> [Task prompt]:
Locate every line in the records below that holds the word "sero" and return each one.

> [Provided records]:
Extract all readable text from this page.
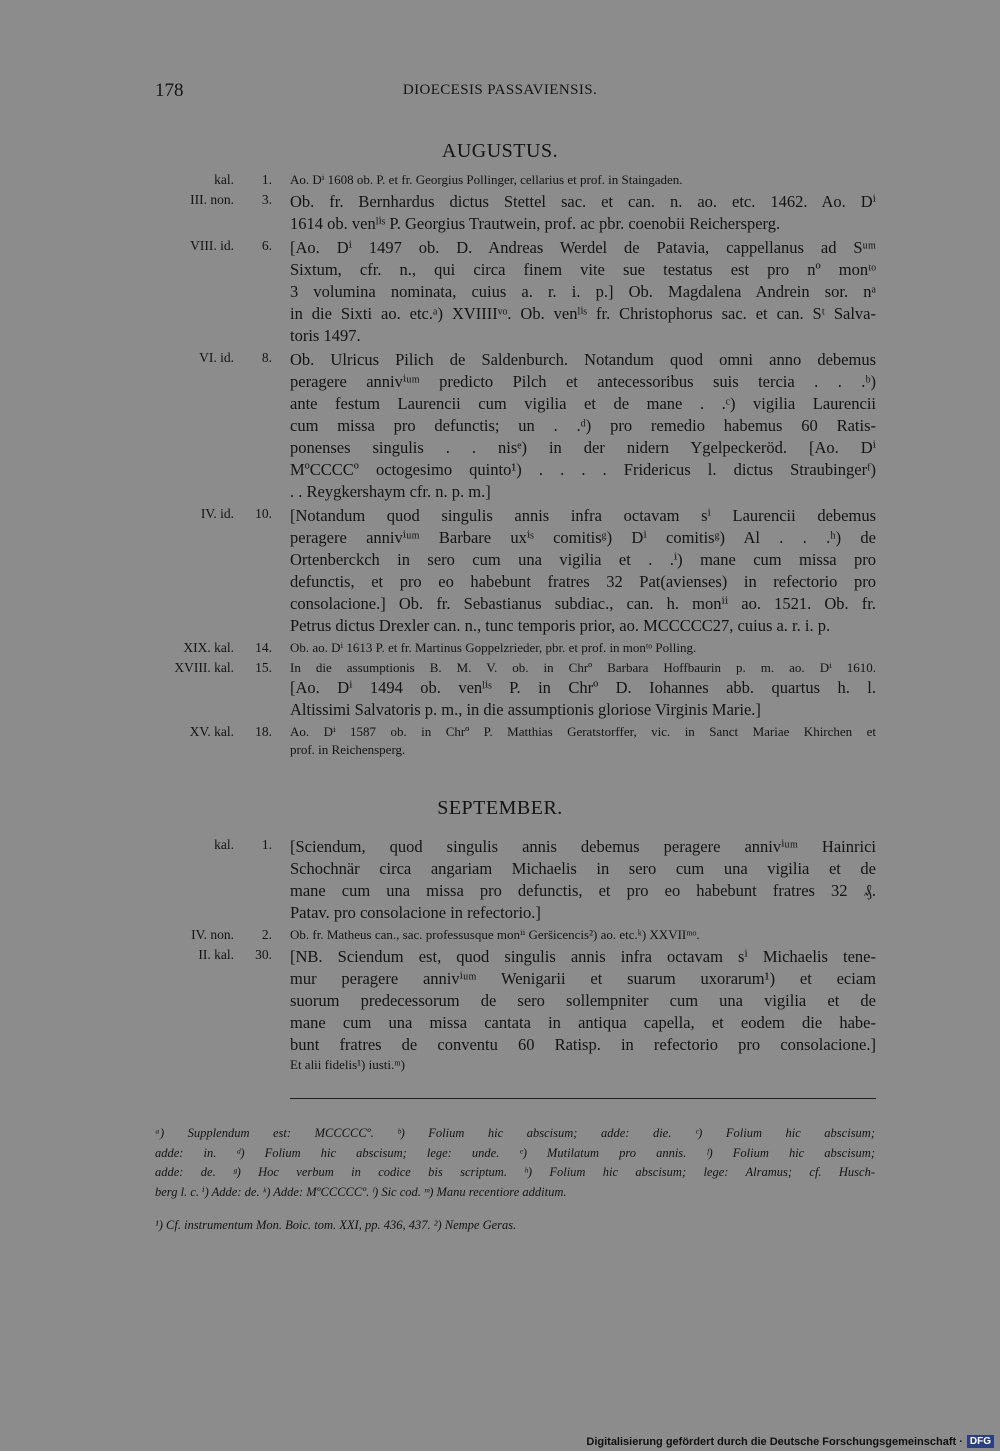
178	DIOECESIS PASSAVIENSIS.
AUGUSTUS.
kal.	1. Ao. Dⁱ 1608 ob. P. et fr. Georgius Pollinger, cellarius et prof. in Staingaden.

III. non.	3. Ob. fr. Bernhardus dictus Stettel sac. et can. n. ao. etc. 1462. Ao. Dⁱ

1614 ob. venˡⁱˢ P. Georgius Trautwein, prof. ac pbr. coenobii Reichersperg.

VIII. id.	6. [Ao. Dⁱ 1497 ob. D. Andreas Werdel de Patavia, cappellanus ad Sᵘᵐ

Sixtum, cfr. n., qui circa finem vite sue testatus est pro nº monᵗᵒ

3 volumina nominata, cuius a. r. i. p.] Ob. Magdalena Andrein sor. nᵃ

in die Sixti ao. etc.ᵃ) XVIIIIᵛᵒ. Ob. venˡⁱˢ fr. Christophorus sac. et can. Sᵗ Salva-

toris 1497.

VI. id.	8. Ob. Ulricus Pilich de Saldenburch. Notandum quod omni anno debemus

peragere annivⁱᵘᵐ predicto Pilch et antecessoribus suis tercia . . .ᵇ)

ante festum Laurencii cum vigilia et de mane . .ᶜ) vigilia Laurencii

cum missa pro defunctis; un . .ᵈ) pro remedio habemus 60 Ratis-

ponenses singulis . . nisᵉ) in der nidern Ygelpeckeröd. [Ao. Dⁱ

MºCCCCº octogesimo quinto¹) . . . . Fridericus l. dictus Straubingerᶠ)

. . Reygkershaym cfr. n. p. m.]

IV. id.	10. [Notandum quod singulis annis infra octavam sⁱ Laurencii debemus

peragere annivⁱᵘᵐ Barbare uxⁱˢ comitisᵍ) Dⁱ comitisᵍ) Al . . .ʰ) de

Ortenberckch in sero cum una vigilia et . .ⁱ) mane cum missa pro

defunctis, et pro eo habebunt fratres 32 Pat(avienses) in refectorio pro

consolacione.] Ob. fr. Sebastianus subdiac., can. h. monⁱⁱ ao. 1521. Ob. fr.

Petrus dictus Drexler can. n., tunc temporis prior, ao. MCCCCC27, cuius a. r. i. p.

XIX. kal.	14. Ob. ao. Dⁱ 1613 P. et fr. Martinus Goppelzrieder, pbr. et prof. in monᵗᵒ Polling.

XVIII. kal.	15. In die assumptionis B. M. V. ob. in Chrº Barbara Hoffbaurin p. m. ao. Dⁱ 1610.

[Ao. Dⁱ 1494 ob. venˡⁱˢ P. in Chrº D. Iohannes abb. quartus h. l.

Altissimi Salvatoris p. m., in die assumptionis gloriose Virginis Marie.]

XV. kal.	18. Ao. Dⁱ 1587 ob. in Chrº P. Matthias Geratstorffer, vic. in Sanct Mariae Khirchen et

prof. in Reichensperg.

SEPTEMBER.
kal.	1. [Sciendum, quod singulis annis debemus peragere annivⁱᵘᵐ Hainrici

Schochnär circa angariam Michaelis in sero cum una vigilia et de

mane cum una missa pro defunctis, et pro eo habebunt fratres 32 ₰.

Patav. pro consolacione in refectorio.]

IV. non.	2. Ob. fr. Matheus can., sac. professusque monⁱⁱ Geršicencis²) ao. etc.ᵏ) XXVIIᵐᵒ.

II. kal.	30. [NB. Sciendum est, quod singulis annis infra octavam sⁱ Michaelis tene-

mur peragere annivⁱᵘᵐ Wenigarii et suarum uxorarum¹) et eciam

suorum predecessorum de sero sollempniter cum una vigilia et de

mane cum una missa cantata in antiqua capella, et eodem die habe-

bunt fratres de conventu 60 Ratisp. in refectorio pro consolacione.]

Et alii fidelis¹) iusti.ᵐ)

ᵃ) Supplendum est: MCCCCCº. ᵇ) Folium hic abscisum; adde: die. ᶜ) Folium hic abscisum;

adde: in. ᵈ) Folium hic abscisum; lege: unde. ᵉ) Mutilatum pro annis. ᶠ) Folium hic abscisum;

adde: de. ᵍ) Hoc verbum in codice bis scriptum. ʰ) Folium hic abscisum; lege: Alramus; cf. Husch-

berg l. c. ⁱ) Adde: de. ᵏ) Adde: MºCCCCCº. ˡ) Sic cod. ᵐ) Manu recentiore additum.

¹) Cf. instrumentum Mon. Boic. tom. XXI, pp. 436, 437. ²) Nempe Geras.

Digitalisierung gefördert durch die Deutsche Forschungsgemeinschaft · DFG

> [Output for this task]:
Ortenberckch in sero cum una vigilia et . .ⁱ) mane cum missa pro
Schochnär circa angariam Michaelis in sero cum una vigilia et de
suorum predecessorum de sero sollempniter cum una vigilia et de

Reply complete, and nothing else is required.